- Task -
Output the material below in full, exactly as it is.

** BEGIN Available records **

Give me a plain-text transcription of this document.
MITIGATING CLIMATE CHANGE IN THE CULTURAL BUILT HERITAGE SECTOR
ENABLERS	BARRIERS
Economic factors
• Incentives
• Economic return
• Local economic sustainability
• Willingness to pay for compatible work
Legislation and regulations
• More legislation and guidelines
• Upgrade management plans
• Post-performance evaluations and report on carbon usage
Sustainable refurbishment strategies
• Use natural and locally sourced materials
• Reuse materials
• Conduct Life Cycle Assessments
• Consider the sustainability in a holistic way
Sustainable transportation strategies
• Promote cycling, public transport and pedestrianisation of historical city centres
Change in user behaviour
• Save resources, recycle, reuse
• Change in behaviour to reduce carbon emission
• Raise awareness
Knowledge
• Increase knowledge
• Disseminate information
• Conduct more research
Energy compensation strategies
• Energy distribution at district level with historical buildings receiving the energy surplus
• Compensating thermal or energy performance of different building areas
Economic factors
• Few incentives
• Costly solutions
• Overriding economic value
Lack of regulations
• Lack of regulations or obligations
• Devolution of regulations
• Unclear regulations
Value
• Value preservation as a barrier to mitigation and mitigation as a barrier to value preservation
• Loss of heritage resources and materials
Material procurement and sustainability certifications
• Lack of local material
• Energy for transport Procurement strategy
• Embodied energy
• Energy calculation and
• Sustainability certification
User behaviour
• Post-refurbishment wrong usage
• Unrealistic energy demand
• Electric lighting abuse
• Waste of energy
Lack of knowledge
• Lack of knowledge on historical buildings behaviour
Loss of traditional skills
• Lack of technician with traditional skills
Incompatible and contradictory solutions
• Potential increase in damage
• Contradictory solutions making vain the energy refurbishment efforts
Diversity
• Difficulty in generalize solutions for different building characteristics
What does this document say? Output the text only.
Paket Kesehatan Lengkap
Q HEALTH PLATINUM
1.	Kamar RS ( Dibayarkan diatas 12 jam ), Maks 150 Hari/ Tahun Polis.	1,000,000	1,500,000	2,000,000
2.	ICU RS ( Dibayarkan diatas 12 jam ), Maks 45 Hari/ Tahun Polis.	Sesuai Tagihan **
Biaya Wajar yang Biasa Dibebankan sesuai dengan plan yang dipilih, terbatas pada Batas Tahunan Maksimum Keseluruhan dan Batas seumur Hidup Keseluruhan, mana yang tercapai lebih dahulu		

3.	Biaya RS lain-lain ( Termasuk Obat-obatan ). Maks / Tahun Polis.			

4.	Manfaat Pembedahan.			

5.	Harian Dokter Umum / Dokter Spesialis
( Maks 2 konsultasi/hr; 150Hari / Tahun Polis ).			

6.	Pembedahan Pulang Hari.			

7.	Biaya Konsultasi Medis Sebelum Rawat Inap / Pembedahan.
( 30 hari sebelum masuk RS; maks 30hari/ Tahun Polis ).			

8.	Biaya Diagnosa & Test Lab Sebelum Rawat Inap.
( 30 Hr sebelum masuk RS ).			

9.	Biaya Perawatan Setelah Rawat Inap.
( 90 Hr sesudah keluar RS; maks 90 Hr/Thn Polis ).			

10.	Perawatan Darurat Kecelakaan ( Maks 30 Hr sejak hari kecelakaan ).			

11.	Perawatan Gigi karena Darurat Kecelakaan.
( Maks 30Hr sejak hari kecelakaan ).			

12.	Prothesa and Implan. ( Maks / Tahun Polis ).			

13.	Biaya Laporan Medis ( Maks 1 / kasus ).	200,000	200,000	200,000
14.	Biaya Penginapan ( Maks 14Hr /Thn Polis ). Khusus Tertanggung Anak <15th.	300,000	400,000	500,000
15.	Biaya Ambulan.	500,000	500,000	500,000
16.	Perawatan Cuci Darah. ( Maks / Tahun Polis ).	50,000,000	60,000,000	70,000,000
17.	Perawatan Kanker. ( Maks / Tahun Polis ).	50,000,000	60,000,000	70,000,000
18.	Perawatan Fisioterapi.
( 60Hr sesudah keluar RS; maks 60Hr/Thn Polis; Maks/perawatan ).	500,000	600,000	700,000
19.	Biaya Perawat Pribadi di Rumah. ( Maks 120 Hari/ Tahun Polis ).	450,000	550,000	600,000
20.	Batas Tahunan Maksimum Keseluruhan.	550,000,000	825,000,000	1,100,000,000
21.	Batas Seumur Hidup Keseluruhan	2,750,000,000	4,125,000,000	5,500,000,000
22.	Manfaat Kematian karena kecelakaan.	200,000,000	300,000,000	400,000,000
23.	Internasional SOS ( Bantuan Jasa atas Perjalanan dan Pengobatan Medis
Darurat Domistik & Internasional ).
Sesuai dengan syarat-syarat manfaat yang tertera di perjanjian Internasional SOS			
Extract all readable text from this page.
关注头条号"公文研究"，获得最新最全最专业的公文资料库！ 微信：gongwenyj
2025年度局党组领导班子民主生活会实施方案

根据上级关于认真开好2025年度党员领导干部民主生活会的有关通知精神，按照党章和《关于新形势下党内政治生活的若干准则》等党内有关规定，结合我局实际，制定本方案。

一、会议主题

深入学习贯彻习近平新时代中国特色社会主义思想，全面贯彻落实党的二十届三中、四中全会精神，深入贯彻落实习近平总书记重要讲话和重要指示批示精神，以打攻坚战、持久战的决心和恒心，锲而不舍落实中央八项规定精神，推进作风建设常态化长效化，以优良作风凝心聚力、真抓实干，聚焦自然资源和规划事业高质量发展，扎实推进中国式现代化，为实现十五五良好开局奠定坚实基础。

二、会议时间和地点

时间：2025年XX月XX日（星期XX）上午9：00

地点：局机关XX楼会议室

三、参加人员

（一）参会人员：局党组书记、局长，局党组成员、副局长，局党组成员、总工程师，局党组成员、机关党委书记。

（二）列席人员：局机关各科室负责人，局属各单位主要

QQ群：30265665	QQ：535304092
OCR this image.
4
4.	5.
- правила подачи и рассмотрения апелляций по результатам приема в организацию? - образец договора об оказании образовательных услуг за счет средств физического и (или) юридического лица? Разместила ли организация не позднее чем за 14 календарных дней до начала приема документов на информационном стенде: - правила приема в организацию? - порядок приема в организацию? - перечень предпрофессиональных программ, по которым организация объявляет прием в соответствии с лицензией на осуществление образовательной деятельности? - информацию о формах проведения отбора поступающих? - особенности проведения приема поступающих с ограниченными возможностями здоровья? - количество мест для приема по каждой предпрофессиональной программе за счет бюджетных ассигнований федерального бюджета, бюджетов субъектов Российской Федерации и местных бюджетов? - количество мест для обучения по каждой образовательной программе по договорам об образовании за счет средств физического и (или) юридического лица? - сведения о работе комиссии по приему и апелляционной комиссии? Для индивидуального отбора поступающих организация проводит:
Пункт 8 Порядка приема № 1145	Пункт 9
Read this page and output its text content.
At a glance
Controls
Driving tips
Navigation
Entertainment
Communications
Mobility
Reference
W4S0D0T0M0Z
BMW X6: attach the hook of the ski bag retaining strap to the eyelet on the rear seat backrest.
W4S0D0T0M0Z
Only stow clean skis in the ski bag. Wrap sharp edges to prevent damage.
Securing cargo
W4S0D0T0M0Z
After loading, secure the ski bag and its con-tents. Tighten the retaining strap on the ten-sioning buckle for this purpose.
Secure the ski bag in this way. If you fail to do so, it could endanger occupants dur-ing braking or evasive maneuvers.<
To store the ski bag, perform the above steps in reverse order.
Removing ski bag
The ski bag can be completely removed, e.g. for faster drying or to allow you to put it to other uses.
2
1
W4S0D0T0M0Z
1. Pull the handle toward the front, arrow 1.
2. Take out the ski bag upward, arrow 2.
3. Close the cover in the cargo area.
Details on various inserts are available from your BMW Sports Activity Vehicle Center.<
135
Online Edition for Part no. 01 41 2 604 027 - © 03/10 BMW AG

** END Available records **

- Exercise result -
Give me a plain-text transcription of this document.
MITIGATING CLIMATE CHANGE IN THE CULTURAL BUILT HERITAGE SECTOR
ENABLERS	BARRIERS
Economic factors
• Incentives
• Economic return
• Local economic sustainability
• Willingness to pay for compatible work
Legislation and regulations
• More legislation and guidelines
• Upgrade management plans
• Post-performance evaluations and report on carbon usage
Sustainable refurbishment strategies
• Use natural and locally sourced materials
• Reuse materials
• Conduct Life Cycle Assessments
• Consider the sustainability in a holistic way
Sustainable transportation strategies
• Promote cycling, public transport and pedestrianisation of historical city centres
Change in user behaviour
• Save resources, recycle, reuse
• Change in behaviour to reduce carbon emission
• Raise awareness
Knowledge
• Increase knowledge
• Disseminate information
• Conduct more research
Energy compensation strategies
• Energy distribution at district level with historical buildings receiving the energy surplus
• Compensating thermal or energy performance of different building areas
Economic factors
• Few incentives
• Costly solutions
• Overriding economic value
Lack of regulations
• Lack of regulations or obligations
• Devolution of regulations
• Unclear regulations
Value
• Value preservation as a barrier to mitigation and mitigation as a barrier to value preservation
• Loss of heritage resources and materials
Material procurement and sustainability certifications
• Lack of local material
• Energy for transport Procurement strategy
• Embodied energy
• Energy calculation and
• Sustainability certification
User behaviour
• Post-refurbishment wrong usage
• Unrealistic energy demand
• Electric lighting abuse
• Waste of energy
Lack of knowledge
• Lack of knowledge on historical buildings behaviour
Loss of traditional skills
• Lack of technician with traditional skills
Incompatible and contradictory solutions
• Potential increase in damage
• Contradictory solutions making vain the energy refurbishment efforts
Diversity
• Difficulty in generalize solutions for different building characteristics
What does this document say? Output the text only.
Paket Kesehatan Lengkap
Q HEALTH PLATINUM
1.	Kamar RS ( Dibayarkan diatas 12 jam ), Maks 150 Hari/ Tahun Polis.	1,000,000	1,500,000	2,000,000
2.	ICU RS ( Dibayarkan diatas 12 jam ), Maks 45 Hari/ Tahun Polis.	Sesuai Tagihan **
Biaya Wajar yang Biasa Dibebankan sesuai dengan plan yang dipilih, terbatas pada Batas Tahunan Maksimum Keseluruhan dan Batas seumur Hidup Keseluruhan, mana yang tercapai lebih dahulu		

3.	Biaya RS lain-lain ( Termasuk Obat-obatan ). Maks / Tahun Polis.			

4.	Manfaat Pembedahan.			

5.	Harian Dokter Umum / Dokter Spesialis
( Maks 2 konsultasi/hr; 150Hari / Tahun Polis ).			

6.	Pembedahan Pulang Hari.			

7.	Biaya Konsultasi Medis Sebelum Rawat Inap / Pembedahan.
( 30 hari sebelum masuk RS; maks 30hari/ Tahun Polis ).			

8.	Biaya Diagnosa & Test Lab Sebelum Rawat Inap.
( 30 Hr sebelum masuk RS ).			

9.	Biaya Perawatan Setelah Rawat Inap.
( 90 Hr sesudah keluar RS; maks 90 Hr/Thn Polis ).			

10.	Perawatan Darurat Kecelakaan ( Maks 30 Hr sejak hari kecelakaan ).			

11.	Perawatan Gigi karena Darurat Kecelakaan.
( Maks 30Hr sejak hari kecelakaan ).			

12.	Prothesa and Implan. ( Maks / Tahun Polis ).			

13.	Biaya Laporan Medis ( Maks 1 / kasus ).	200,000	200,000	200,000
14.	Biaya Penginapan ( Maks 14Hr /Thn Polis ). Khusus Tertanggung Anak <15th.	300,000	400,000	500,000
15.	Biaya Ambulan.	500,000	500,000	500,000
16.	Perawatan Cuci Darah. ( Maks / Tahun Polis ).	50,000,000	60,000,000	70,000,000
17.	Perawatan Kanker. ( Maks / Tahun Polis ).	50,000,000	60,000,000	70,000,000
18.	Perawatan Fisioterapi.
( 60Hr sesudah keluar RS; maks 60Hr/Thn Polis; Maks/perawatan ).	500,000	600,000	700,000
19.	Biaya Perawat Pribadi di Rumah. ( Maks 120 Hari/ Tahun Polis ).	450,000	550,000	600,000
20.	Batas Tahunan Maksimum Keseluruhan.	550,000,000	825,000,000	1,100,000,000
21.	Batas Seumur Hidup Keseluruhan	2,750,000,000	4,125,000,000	5,500,000,000
22.	Manfaat Kematian karena kecelakaan.	200,000,000	300,000,000	400,000,000
23.	Internasional SOS ( Bantuan Jasa atas Perjalanan dan Pengobatan Medis
Darurat Domistik & Internasional ).
Sesuai dengan syarat-syarat manfaat yang tertera di perjanjian Internasional SOS			
Extract all readable text from this page.
关注头条号"公文研究"，获得最新最全最专业的公文资料库！ 微信：gongwenyj
2025年度局党组领导班子民主生活会实施方案

根据上级关于认真开好2025年度党员领导干部民主生活会的有关通知精神，按照党章和《关于新形势下党内政治生活的若干准则》等党内有关规定，结合我局实际，制定本方案。

一、会议主题

深入学习贯彻习近平新时代中国特色社会主义思想，全面贯彻落实党的二十届三中、四中全会精神，深入贯彻落实习近平总书记重要讲话和重要指示批示精神，以打攻坚战、持久战的决心和恒心，锲而不舍落实中央八项规定精神，推进作风建设常态化长效化，以优良作风凝心聚力、真抓实干，聚焦自然资源和规划事业高质量发展，扎实推进中国式现代化，为实现十五五良好开局奠定坚实基础。

二、会议时间和地点

时间：2025年XX月XX日（星期XX）上午9：00

地点：局机关XX楼会议室

三、参加人员

（一）参会人员：局党组书记、局长，局党组成员、副局长，局党组成员、总工程师，局党组成员、机关党委书记。

（二）列席人员：局机关各科室负责人，局属各单位主要

QQ群：30265665	QQ：535304092
OCR this image.
4
4.	5.
- правила подачи и рассмотрения апелляций по результатам приема в организацию? - образец договора об оказании образовательных услуг за счет средств физического и (или) юридического лица? Разместила ли организация не позднее чем за 14 календарных дней до начала приема документов на информационном стенде: - правила приема в организацию? - порядок приема в организацию? - перечень предпрофессиональных программ, по которым организация объявляет прием в соответствии с лицензией на осуществление образовательной деятельности? - информацию о формах проведения отбора поступающих? - особенности проведения приема поступающих с ограниченными возможностями здоровья? - количество мест для приема по каждой предпрофессиональной программе за счет бюджетных ассигнований федерального бюджета, бюджетов субъектов Российской Федерации и местных бюджетов? - количество мест для обучения по каждой образовательной программе по договорам об образовании за счет средств физического и (или) юридического лица? - сведения о работе комиссии по приему и апелляционной комиссии? Для индивидуального отбора поступающих организация проводит:
Пункт 8 Порядка приема № 1145	Пункт 9
Read this page and output its text content.
At a glance
Controls
Driving tips
Navigation
Entertainment
Communications
Mobility
Reference
W4S0D0T0M0Z
BMW X6: attach the hook of the ski bag retaining strap to the eyelet on the rear seat backrest.
W4S0D0T0M0Z
Only stow clean skis in the ski bag. Wrap sharp edges to prevent damage.
Securing cargo
W4S0D0T0M0Z
After loading, secure the ski bag and its con-tents. Tighten the retaining strap on the ten-sioning buckle for this purpose.
Secure the ski bag in this way. If you fail to do so, it could endanger occupants dur-ing braking or evasive maneuvers.<
To store the ski bag, perform the above steps in reverse order.
Removing ski bag
The ski bag can be completely removed, e.g. for faster drying or to allow you to put it to other uses.
2
1
W4S0D0T0M0Z
1. Pull the handle toward the front, arrow 1.
2. Take out the ski bag upward, arrow 2.
3. Close the cover in the cargo area.
Details on various inserts are available from your BMW Sports Activity Vehicle Center.<
135
Online Edition for Part no. 01 41 2 604 027 - © 03/10 BMW AG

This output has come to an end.